EXERCISE REQUIREMENTS: The data must be written out once more, precisely as given.

A run of records:

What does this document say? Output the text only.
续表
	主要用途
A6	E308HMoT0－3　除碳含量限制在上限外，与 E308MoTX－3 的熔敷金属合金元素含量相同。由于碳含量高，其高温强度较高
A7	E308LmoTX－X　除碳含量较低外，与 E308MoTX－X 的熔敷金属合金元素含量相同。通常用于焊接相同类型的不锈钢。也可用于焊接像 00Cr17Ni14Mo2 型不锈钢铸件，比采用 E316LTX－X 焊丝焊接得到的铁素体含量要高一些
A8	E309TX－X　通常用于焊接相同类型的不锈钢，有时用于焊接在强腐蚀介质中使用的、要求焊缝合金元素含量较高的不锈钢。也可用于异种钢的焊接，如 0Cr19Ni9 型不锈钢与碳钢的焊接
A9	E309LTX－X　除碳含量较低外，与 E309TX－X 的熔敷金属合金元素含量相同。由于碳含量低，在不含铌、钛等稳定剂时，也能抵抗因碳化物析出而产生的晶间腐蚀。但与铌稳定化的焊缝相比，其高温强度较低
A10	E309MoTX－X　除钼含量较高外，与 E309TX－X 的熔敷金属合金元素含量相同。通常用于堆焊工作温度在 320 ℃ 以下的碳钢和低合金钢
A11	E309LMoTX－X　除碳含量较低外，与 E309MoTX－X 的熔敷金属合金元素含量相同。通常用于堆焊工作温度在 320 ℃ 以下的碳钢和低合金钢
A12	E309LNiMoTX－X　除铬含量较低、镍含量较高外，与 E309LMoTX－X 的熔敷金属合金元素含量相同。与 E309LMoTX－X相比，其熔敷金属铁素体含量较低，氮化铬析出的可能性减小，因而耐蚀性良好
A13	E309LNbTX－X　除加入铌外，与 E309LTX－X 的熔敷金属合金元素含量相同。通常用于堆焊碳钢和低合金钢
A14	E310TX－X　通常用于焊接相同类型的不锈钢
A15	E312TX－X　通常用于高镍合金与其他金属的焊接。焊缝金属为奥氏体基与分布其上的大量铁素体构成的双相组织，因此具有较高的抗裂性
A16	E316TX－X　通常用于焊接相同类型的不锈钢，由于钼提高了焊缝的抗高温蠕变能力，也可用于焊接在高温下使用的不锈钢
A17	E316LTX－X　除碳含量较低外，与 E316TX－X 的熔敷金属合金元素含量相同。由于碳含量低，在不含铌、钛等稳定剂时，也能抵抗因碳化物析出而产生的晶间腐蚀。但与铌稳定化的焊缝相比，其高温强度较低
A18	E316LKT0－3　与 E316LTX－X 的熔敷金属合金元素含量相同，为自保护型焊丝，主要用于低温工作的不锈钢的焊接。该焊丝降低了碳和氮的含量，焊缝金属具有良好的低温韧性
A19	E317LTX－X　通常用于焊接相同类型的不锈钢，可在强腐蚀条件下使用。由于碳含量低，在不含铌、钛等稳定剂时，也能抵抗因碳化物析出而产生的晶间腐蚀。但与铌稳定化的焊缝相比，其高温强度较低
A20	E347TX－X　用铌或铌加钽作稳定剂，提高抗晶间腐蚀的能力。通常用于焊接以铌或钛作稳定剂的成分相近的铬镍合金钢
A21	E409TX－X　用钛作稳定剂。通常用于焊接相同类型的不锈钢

EXERCISE RESPONSE:
What does this document say? Output the text only.
续表
	主要用途
A6	E308HMoT0－3　除碳含量限制在上限外，与 E308MoTX－3 的熔敷金属合金元素含量相同。由于碳含量高，其高温强度较高
A7	E308LmoTX－X　除碳含量较低外，与 E308MoTX－X 的熔敷金属合金元素含量相同。通常用于焊接相同类型的不锈钢。也可用于焊接像 00Cr17Ni14Mo2 型不锈钢铸件，比采用 E316LTX－X 焊丝焊接得到的铁素体含量要高一些
A8	E309TX－X　通常用于焊接相同类型的不锈钢，有时用于焊接在强腐蚀介质中使用的、要求焊缝合金元素含量较高的不锈钢。也可用于异种钢的焊接，如 0Cr19Ni9 型不锈钢与碳钢的焊接
A9	E309LTX－X　除碳含量较低外，与 E309TX－X 的熔敷金属合金元素含量相同。由于碳含量低，在不含铌、钛等稳定剂时，也能抵抗因碳化物析出而产生的晶间腐蚀。但与铌稳定化的焊缝相比，其高温强度较低
A10	E309MoTX－X　除钼含量较高外，与 E309TX－X 的熔敷金属合金元素含量相同。通常用于堆焊工作温度在 320 ℃ 以下的碳钢和低合金钢
A11	E309LMoTX－X　除碳含量较低外，与 E309MoTX－X 的熔敷金属合金元素含量相同。通常用于堆焊工作温度在 320 ℃ 以下的碳钢和低合金钢
A12	E309LNiMoTX－X　除铬含量较低、镍含量较高外，与 E309LMoTX－X 的熔敷金属合金元素含量相同。与 E309LMoTX－X相比，其熔敷金属铁素体含量较低，氮化铬析出的可能性减小，因而耐蚀性良好
A13	E309LNbTX－X　除加入铌外，与 E309LTX－X 的熔敷金属合金元素含量相同。通常用于堆焊碳钢和低合金钢
A14	E310TX－X　通常用于焊接相同类型的不锈钢
A15	E312TX－X　通常用于高镍合金与其他金属的焊接。焊缝金属为奥氏体基与分布其上的大量铁素体构成的双相组织，因此具有较高的抗裂性
A16	E316TX－X　通常用于焊接相同类型的不锈钢，由于钼提高了焊缝的抗高温蠕变能力，也可用于焊接在高温下使用的不锈钢
A17	E316LTX－X　除碳含量较低外，与 E316TX－X 的熔敷金属合金元素含量相同。由于碳含量低，在不含铌、钛等稳定剂时，也能抵抗因碳化物析出而产生的晶间腐蚀。但与铌稳定化的焊缝相比，其高温强度较低
A18	E316LKT0－3　与 E316LTX－X 的熔敷金属合金元素含量相同，为自保护型焊丝，主要用于低温工作的不锈钢的焊接。该焊丝降低了碳和氮的含量，焊缝金属具有良好的低温韧性
A19	E317LTX－X　通常用于焊接相同类型的不锈钢，可在强腐蚀条件下使用。由于碳含量低，在不含铌、钛等稳定剂时，也能抵抗因碳化物析出而产生的晶间腐蚀。但与铌稳定化的焊缝相比，其高温强度较低
A20	E347TX－X　用铌或铌加钽作稳定剂，提高抗晶间腐蚀的能力。通常用于焊接以铌或钛作稳定剂的成分相近的铬镍合金钢
A21	E409TX－X　用钛作稳定剂。通常用于焊接相同类型的不锈钢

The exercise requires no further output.